Using the listing below, give the number of lines where "indicators" appears, and nothing else.

[Figure content listings]
******

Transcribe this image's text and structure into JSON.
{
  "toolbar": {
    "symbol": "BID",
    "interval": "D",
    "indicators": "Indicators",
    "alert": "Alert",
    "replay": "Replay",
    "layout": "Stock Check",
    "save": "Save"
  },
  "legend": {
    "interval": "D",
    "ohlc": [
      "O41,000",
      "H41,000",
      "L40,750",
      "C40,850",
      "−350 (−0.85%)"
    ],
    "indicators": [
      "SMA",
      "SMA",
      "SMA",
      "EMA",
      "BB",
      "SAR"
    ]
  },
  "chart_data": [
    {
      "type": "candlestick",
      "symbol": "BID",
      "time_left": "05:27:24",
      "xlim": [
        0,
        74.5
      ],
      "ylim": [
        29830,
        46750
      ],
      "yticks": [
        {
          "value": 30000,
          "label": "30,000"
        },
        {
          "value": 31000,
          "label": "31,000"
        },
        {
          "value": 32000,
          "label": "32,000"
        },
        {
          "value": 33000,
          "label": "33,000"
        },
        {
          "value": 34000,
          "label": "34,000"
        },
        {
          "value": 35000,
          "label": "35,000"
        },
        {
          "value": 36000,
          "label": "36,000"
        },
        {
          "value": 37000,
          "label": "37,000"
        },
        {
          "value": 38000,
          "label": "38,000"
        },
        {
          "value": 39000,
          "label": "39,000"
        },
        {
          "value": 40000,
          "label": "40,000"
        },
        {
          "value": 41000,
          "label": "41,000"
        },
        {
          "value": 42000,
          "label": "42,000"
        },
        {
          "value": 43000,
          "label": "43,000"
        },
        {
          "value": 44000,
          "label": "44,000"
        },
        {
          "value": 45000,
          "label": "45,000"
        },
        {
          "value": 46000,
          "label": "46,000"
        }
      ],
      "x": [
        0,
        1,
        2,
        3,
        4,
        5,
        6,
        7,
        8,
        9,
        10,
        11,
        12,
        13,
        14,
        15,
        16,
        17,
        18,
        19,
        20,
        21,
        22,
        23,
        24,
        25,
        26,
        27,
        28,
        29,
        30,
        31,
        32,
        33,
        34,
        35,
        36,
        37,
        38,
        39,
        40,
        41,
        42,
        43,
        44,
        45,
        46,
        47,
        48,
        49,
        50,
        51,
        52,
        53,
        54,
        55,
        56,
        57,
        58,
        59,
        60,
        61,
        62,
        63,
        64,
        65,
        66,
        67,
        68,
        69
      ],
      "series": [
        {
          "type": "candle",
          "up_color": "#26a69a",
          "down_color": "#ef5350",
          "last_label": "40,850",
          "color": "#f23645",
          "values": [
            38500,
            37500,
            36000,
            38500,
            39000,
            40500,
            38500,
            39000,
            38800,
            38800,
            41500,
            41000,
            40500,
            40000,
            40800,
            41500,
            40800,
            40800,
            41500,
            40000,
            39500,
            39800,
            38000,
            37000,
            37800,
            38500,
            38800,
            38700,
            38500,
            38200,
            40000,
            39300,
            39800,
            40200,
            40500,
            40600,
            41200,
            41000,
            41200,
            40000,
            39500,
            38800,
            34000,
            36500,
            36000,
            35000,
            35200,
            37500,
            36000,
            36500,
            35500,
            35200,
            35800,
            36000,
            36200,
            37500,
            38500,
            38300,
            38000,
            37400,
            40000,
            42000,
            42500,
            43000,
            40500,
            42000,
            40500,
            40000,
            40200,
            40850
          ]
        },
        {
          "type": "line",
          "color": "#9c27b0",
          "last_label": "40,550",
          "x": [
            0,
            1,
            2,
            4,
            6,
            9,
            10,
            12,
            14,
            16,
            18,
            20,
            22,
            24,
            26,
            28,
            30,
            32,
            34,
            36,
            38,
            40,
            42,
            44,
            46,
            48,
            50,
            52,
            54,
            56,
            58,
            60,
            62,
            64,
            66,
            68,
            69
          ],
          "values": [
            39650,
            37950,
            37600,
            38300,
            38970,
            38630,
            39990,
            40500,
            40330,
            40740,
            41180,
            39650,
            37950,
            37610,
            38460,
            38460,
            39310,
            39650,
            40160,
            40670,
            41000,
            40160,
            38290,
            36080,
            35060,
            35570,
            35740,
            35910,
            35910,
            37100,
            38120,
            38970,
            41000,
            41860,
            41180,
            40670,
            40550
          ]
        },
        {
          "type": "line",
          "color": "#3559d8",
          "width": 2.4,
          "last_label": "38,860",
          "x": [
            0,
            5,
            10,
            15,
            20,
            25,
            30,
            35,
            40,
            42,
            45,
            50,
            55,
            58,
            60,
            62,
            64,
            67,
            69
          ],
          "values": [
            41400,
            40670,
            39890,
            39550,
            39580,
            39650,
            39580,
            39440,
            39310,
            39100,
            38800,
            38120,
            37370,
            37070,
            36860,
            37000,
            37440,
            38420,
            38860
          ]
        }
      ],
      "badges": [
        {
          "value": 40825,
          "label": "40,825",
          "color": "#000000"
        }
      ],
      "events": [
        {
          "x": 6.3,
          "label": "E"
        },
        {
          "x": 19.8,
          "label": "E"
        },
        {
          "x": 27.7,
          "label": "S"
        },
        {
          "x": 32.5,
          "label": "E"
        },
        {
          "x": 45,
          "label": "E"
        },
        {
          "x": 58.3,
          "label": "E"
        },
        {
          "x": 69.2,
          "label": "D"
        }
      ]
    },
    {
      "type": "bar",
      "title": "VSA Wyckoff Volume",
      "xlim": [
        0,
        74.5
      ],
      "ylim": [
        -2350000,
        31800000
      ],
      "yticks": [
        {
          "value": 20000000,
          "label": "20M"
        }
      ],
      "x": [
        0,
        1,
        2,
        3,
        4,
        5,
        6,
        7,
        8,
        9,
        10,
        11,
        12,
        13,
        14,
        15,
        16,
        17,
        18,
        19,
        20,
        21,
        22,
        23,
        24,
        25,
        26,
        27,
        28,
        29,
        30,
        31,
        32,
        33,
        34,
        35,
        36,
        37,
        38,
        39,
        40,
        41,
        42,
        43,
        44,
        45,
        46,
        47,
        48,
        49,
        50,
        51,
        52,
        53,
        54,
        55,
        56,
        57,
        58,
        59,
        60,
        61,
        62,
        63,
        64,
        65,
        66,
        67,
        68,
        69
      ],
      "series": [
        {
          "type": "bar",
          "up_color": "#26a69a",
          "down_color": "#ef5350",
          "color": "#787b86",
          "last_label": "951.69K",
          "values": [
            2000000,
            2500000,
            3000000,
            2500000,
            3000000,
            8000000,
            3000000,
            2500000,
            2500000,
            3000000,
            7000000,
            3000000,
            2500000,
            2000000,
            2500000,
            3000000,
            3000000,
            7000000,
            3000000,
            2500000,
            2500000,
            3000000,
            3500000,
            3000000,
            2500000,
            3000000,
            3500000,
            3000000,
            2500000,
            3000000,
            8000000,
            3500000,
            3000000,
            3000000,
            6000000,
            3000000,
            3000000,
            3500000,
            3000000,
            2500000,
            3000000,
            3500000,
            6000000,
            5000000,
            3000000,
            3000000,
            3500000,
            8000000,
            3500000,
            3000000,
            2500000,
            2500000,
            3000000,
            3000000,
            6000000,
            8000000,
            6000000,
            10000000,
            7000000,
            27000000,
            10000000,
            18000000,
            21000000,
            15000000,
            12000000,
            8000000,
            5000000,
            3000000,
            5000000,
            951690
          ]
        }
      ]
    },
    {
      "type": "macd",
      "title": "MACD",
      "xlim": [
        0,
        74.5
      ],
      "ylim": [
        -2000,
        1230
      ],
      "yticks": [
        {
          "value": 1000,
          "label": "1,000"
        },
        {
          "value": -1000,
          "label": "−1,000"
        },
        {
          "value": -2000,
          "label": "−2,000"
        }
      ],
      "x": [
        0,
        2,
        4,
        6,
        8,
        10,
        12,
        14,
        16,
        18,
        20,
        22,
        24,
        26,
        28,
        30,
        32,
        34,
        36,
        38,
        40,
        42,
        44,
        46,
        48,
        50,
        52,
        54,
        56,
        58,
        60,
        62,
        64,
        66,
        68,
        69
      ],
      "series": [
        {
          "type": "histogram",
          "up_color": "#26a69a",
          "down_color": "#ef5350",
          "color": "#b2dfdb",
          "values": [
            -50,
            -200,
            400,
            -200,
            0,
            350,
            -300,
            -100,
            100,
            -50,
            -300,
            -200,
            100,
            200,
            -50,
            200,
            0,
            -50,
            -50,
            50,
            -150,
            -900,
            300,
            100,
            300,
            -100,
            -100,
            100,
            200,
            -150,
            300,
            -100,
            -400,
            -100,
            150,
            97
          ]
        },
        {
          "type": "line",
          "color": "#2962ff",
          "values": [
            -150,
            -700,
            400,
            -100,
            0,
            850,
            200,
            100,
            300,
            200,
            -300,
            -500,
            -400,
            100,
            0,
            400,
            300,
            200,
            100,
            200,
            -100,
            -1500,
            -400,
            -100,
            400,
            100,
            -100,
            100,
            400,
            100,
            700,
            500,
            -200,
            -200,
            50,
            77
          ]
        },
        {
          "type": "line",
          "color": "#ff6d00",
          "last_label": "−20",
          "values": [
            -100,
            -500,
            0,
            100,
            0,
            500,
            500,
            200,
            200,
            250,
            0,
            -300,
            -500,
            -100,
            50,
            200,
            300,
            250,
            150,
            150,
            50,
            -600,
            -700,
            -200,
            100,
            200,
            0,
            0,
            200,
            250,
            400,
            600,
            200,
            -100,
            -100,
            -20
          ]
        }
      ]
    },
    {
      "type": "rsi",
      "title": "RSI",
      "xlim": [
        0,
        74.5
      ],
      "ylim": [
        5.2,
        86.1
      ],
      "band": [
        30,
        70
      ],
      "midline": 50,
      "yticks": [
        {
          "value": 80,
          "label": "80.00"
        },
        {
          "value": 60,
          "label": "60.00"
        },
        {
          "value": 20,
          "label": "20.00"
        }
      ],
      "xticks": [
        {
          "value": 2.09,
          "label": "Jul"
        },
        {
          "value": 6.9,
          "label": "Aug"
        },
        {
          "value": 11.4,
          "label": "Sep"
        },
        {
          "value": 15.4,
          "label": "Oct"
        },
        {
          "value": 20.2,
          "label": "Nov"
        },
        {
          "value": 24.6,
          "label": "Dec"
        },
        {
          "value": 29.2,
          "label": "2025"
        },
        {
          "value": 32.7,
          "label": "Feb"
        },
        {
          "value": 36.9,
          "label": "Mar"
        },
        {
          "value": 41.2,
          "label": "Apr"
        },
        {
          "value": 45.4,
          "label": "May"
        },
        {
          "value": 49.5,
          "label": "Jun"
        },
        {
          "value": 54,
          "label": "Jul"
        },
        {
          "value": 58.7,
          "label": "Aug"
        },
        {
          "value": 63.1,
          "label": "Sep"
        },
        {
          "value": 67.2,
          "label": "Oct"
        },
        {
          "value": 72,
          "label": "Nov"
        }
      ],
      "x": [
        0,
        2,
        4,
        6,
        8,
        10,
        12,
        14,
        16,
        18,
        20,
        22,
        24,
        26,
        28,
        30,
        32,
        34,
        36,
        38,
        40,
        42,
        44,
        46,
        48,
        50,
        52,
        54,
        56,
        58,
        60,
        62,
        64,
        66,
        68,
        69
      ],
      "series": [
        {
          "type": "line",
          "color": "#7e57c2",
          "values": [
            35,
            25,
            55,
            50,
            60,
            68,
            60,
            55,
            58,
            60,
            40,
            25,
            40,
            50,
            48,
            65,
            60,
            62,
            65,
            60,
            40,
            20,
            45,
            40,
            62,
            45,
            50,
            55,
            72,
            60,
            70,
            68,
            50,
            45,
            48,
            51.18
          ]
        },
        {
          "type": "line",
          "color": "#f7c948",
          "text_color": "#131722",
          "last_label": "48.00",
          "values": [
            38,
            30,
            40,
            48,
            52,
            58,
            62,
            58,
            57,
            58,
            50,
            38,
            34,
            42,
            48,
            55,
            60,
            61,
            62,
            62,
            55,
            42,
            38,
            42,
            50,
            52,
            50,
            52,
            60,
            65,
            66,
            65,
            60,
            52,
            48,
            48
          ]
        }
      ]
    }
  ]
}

******

Task response
2